» DATA EXTRACT:
|---|
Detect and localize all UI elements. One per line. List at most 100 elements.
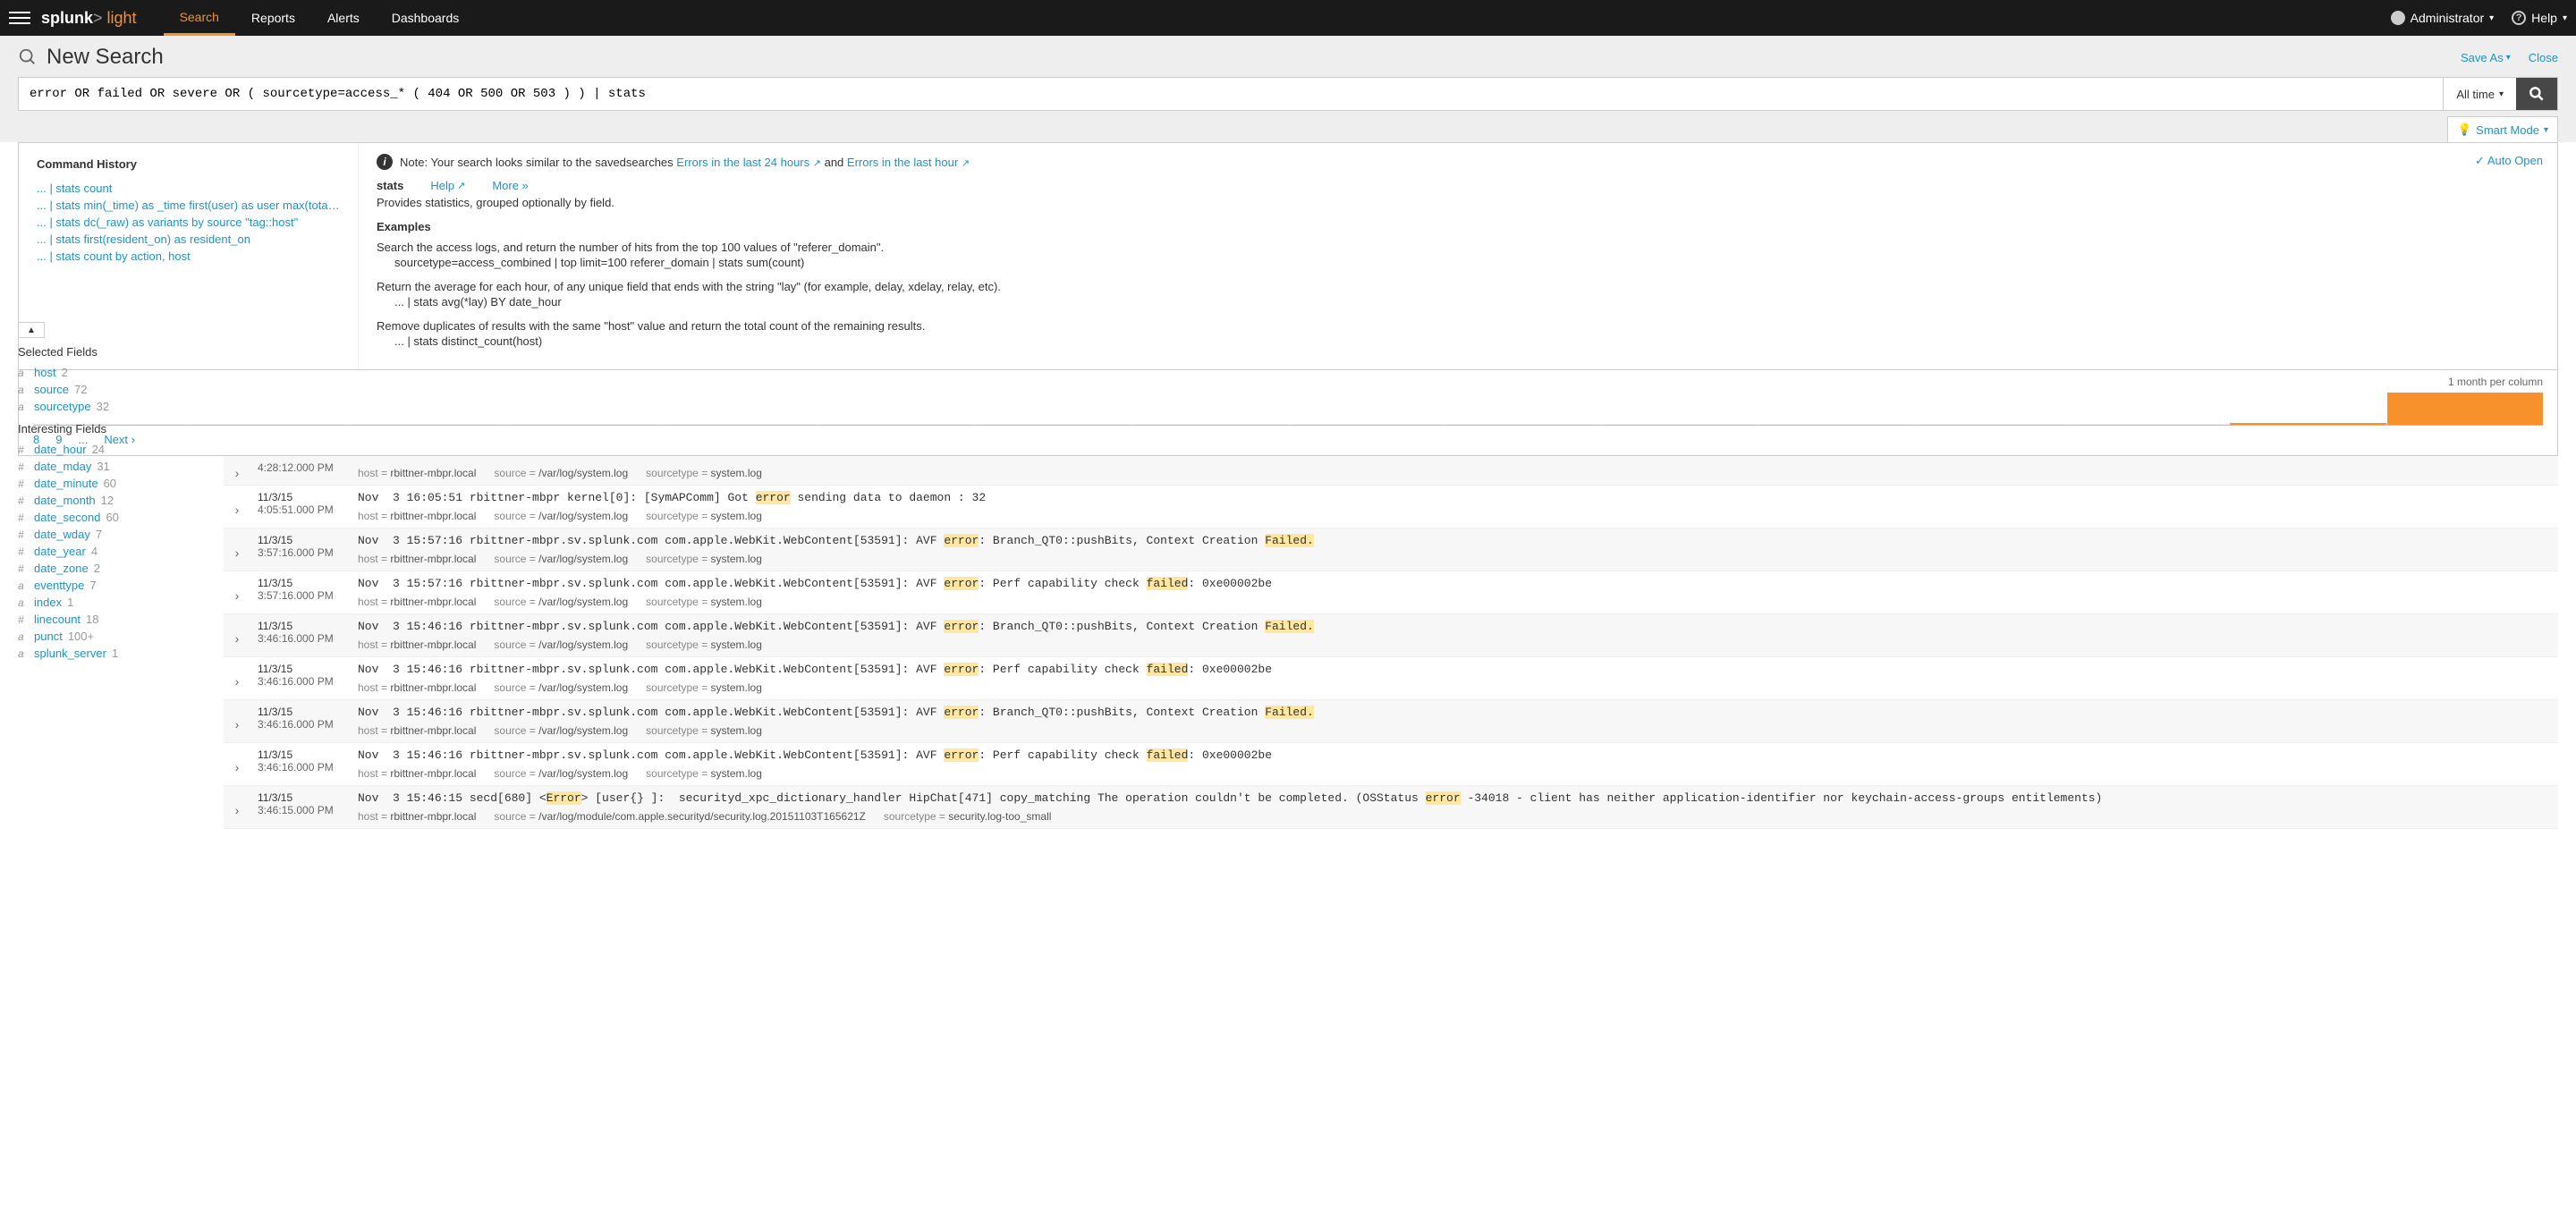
|---|
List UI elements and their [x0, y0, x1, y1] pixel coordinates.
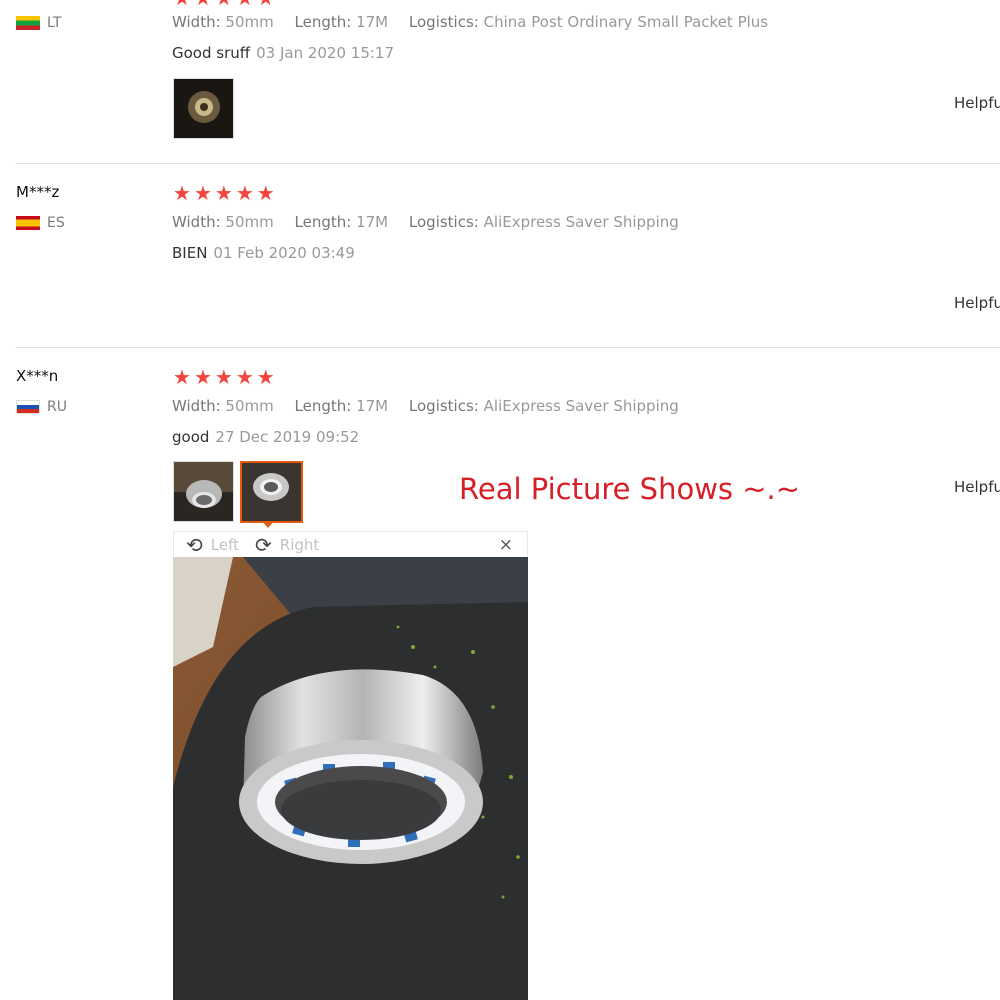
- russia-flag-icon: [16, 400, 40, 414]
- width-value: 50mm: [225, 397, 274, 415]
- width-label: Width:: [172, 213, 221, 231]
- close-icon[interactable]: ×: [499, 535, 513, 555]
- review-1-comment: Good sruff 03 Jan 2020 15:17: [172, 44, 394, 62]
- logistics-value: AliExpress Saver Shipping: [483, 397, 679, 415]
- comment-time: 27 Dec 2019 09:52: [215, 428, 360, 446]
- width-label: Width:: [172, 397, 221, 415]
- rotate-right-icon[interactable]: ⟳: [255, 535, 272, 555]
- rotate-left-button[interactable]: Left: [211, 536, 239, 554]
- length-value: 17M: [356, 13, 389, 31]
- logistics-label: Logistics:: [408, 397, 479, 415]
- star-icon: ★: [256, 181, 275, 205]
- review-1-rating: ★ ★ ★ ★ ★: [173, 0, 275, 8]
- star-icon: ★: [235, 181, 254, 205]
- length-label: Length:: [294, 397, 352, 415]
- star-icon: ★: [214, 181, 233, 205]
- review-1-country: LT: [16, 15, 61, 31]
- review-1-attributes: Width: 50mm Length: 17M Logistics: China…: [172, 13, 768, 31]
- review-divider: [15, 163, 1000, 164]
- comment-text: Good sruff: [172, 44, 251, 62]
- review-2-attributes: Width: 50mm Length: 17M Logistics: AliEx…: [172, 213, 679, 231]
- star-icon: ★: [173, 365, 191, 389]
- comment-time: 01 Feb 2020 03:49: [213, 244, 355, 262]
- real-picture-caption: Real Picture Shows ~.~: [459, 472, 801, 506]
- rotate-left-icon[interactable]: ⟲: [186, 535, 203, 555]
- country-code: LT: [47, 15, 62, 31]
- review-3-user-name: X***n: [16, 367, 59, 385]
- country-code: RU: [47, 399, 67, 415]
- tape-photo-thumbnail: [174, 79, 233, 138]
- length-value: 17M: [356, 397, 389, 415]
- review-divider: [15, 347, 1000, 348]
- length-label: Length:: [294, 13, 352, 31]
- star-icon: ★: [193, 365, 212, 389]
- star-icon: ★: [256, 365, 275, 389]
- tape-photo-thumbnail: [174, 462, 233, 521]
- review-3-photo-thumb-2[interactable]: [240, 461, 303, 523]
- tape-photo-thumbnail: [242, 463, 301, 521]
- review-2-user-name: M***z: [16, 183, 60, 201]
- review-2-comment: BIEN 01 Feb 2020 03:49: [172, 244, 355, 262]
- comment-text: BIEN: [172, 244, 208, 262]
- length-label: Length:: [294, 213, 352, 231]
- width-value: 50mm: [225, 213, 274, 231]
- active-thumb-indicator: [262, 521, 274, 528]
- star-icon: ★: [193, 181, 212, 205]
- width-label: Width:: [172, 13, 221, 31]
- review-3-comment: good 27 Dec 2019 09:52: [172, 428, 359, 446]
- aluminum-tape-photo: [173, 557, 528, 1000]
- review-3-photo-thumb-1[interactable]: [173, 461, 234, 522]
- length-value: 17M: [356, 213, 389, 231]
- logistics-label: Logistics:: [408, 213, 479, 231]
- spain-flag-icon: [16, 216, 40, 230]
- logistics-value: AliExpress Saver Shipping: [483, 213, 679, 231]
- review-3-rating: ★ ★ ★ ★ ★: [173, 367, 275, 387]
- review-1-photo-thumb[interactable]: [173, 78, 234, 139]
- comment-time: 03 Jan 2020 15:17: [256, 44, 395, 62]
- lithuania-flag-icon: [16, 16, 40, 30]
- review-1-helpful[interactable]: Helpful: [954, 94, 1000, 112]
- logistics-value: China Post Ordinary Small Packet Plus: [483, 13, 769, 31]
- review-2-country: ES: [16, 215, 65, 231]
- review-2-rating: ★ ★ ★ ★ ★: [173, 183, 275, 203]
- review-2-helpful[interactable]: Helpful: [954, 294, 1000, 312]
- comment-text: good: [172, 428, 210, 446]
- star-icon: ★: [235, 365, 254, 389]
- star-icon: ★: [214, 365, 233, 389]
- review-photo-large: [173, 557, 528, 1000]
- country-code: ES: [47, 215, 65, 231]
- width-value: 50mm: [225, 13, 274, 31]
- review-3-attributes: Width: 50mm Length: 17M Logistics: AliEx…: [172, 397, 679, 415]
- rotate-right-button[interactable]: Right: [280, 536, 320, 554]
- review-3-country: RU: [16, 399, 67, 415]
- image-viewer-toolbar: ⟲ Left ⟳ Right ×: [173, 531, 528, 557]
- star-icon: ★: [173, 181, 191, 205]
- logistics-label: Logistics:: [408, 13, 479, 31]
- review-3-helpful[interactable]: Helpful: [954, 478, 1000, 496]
|---|
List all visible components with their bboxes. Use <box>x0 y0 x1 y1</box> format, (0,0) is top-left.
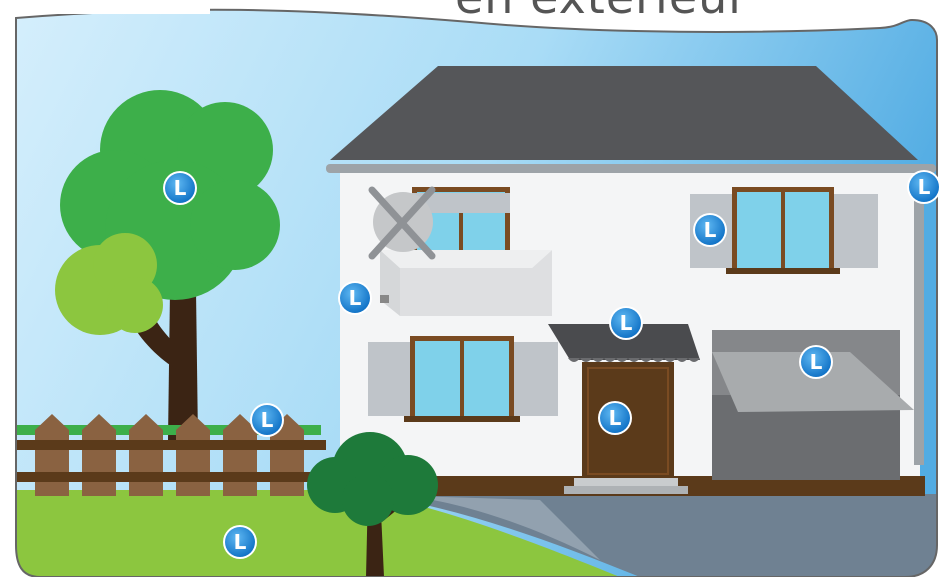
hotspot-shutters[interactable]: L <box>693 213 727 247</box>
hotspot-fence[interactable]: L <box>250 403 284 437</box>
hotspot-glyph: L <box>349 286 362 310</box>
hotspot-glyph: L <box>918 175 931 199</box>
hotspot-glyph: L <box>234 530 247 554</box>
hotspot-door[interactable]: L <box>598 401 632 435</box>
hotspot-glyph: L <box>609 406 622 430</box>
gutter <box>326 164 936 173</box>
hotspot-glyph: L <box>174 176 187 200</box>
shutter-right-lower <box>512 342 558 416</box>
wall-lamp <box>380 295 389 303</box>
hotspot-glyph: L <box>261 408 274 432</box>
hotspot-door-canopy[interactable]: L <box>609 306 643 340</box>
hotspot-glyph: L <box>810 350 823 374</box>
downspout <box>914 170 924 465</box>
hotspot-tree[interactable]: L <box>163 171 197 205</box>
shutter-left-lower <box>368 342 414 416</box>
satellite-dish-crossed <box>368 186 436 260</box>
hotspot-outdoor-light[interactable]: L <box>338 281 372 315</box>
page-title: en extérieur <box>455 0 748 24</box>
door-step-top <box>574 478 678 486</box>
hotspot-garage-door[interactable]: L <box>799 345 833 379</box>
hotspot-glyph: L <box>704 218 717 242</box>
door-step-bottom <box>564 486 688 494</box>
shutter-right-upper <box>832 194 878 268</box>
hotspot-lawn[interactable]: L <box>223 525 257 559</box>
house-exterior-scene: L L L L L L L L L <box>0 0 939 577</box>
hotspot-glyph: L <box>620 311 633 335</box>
|---|
» STATED PROBLEM:
Could you copy out the stretch of the records above, from the line containing "List UI elements" through the line containing "- width-label: Width:: [172, 397, 221, 415]", word for word and with both of those lines included? Leave the pictures out of your answer.

» SOLUTION TO THIS EXERCISE:
List UI elements and their [x0, y0, x1, y1] pixel coordinates.
- russia-flag-icon: [16, 400, 40, 414]
- width-value: 50mm: [225, 397, 274, 415]
- width-label: Width:: [172, 213, 221, 231]
- close-icon[interactable]: ×: [499, 535, 513, 555]
- review-1-comment: Good sruff 03 Jan 2020 15:17: [172, 44, 394, 62]
- logistics-value: AliExpress Saver Shipping: [483, 397, 679, 415]
- comment-time: 27 Dec 2019 09:52: [215, 428, 360, 446]
- width-label: Width:: [172, 397, 221, 415]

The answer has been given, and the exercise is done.